Answer these from the text on arithmetic and geometric means:
1. What three properties must the two numbers a and b have?
2. In the proof, how is G expressed in terms of a and b?
3. What final expression for the roots of the quadratic does the proof reach?

## Excerpt to read

----------

Relation between A.M., G.M. and H.M. - Practice Questions & MCQ

Properties of A.M. and G.M
A and G are arithmetic and geometric mean of ' $a$ ' and ' $b$ ', two real, positive and distinct numbers. Then,
$a$ and $b$ are the roots of the equation $x^2-2 A x+G^2=0$.
a and b are given by $A \pm \sqrt{(A+G)(A-G)}$.

Proof:

$
\begin{aligned}
& A=\frac{a+b}{2} \Rightarrow 2 A=a+b \\
& G=\sqrt{a b} \Rightarrow G^2=a b
\end{aligned}
$

$a$ and $b$ are the roots of the equation, then

$
\begin{aligned}
& x^2-2(\text { sum of roots }) x+\text { products of roots }=0 \\
& \Rightarrow x^2-(a+b)+a b=0 \\
& \Rightarrow x^2-2 A x+G^2=0
\end{aligned}
$
The roots of the equation are

$
\begin{aligned}
& x=\frac{2 A \pm \sqrt{(-2 A)^2-4 \cdot 1 \cdot G^2}}{2} \\
& x=A \pm \sqrt{(A+G)(A-G)}
\end{aligned}
$

----------

## Record list
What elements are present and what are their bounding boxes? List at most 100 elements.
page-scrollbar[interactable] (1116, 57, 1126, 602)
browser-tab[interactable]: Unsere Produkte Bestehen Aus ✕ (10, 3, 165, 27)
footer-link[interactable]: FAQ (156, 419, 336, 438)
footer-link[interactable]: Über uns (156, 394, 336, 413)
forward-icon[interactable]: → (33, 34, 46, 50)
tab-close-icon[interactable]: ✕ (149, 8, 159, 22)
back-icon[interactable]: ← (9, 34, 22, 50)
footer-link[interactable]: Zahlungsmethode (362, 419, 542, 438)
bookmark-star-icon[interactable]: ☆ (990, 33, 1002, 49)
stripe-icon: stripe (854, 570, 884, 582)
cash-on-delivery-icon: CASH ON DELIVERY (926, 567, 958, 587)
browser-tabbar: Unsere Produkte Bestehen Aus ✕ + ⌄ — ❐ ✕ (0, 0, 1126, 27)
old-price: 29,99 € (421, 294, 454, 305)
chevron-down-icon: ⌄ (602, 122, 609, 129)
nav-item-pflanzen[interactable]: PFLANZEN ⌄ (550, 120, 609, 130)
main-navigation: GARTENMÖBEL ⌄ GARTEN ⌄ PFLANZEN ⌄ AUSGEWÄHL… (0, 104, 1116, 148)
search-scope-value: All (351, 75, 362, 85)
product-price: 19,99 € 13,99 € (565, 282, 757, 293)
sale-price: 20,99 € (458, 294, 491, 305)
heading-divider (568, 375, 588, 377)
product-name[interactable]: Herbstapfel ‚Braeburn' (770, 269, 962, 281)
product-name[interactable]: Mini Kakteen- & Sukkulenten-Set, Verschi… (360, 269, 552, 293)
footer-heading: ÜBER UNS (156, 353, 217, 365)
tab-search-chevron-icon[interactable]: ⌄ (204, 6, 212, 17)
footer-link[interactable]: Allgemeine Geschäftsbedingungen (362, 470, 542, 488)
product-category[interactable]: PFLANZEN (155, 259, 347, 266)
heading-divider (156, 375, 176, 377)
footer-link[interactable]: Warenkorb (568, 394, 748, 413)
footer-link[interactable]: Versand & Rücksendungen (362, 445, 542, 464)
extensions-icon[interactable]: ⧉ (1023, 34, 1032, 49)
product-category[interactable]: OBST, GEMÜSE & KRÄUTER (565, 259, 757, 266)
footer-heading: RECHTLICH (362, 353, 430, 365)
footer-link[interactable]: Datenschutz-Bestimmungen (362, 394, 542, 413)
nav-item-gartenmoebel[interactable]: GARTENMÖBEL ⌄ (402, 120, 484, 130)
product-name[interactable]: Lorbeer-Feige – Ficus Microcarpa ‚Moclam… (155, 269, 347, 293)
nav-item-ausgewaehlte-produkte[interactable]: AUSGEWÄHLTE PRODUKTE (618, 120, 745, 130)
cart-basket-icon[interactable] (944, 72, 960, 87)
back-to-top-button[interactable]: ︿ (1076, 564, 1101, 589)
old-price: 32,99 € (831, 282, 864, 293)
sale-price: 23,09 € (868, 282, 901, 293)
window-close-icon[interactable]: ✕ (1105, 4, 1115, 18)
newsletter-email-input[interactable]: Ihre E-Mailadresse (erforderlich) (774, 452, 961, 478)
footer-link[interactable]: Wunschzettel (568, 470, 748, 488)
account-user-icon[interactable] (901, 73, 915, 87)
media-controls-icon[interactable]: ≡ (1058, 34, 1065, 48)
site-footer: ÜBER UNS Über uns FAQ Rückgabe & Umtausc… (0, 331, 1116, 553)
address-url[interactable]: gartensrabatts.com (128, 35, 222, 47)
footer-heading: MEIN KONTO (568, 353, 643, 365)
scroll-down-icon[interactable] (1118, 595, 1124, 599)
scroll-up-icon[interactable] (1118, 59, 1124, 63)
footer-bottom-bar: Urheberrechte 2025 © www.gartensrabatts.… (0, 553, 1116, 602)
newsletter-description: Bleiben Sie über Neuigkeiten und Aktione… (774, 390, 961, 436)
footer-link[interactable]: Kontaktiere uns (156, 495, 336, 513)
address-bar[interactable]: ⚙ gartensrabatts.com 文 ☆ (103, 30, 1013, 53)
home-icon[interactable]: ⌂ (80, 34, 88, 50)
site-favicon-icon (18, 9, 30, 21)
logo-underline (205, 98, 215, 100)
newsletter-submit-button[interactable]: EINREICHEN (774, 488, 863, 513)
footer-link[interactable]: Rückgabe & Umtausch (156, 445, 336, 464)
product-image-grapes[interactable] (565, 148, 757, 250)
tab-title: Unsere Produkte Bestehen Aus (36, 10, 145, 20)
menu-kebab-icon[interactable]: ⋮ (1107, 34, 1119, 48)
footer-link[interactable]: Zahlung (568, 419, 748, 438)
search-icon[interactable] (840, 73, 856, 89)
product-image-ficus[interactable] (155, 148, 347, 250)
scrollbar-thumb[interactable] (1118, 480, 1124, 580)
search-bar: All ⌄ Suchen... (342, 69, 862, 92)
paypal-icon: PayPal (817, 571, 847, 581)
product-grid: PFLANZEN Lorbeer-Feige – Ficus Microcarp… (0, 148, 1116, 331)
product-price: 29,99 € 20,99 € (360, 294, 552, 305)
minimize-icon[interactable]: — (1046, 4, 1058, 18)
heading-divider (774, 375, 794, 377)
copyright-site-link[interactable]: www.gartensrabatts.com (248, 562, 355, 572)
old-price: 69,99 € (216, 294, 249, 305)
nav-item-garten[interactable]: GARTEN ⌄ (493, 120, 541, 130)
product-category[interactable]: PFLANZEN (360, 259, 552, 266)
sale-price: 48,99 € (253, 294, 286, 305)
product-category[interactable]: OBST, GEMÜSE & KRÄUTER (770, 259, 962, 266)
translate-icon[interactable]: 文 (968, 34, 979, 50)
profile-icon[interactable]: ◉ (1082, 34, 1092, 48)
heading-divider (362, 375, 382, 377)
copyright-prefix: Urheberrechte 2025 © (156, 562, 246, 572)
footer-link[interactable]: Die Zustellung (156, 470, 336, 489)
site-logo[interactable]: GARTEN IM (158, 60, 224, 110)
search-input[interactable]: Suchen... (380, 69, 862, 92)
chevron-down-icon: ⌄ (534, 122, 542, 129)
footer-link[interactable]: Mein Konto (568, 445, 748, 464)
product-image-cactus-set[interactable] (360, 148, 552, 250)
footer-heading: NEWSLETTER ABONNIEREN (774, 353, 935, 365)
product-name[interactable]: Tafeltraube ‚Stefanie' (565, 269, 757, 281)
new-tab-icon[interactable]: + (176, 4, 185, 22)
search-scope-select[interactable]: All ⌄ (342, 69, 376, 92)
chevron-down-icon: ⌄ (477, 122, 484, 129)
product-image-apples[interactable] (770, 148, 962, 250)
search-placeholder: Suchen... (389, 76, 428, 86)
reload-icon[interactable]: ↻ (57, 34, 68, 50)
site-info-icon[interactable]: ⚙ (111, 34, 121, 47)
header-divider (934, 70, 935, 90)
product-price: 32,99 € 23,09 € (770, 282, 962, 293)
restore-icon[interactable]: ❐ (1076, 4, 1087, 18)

----------

## Written response
1. They must be real, positive and distinct.
2. G = √(ab), so G² = ab.
3. x = A ± √((A+G)(A−G))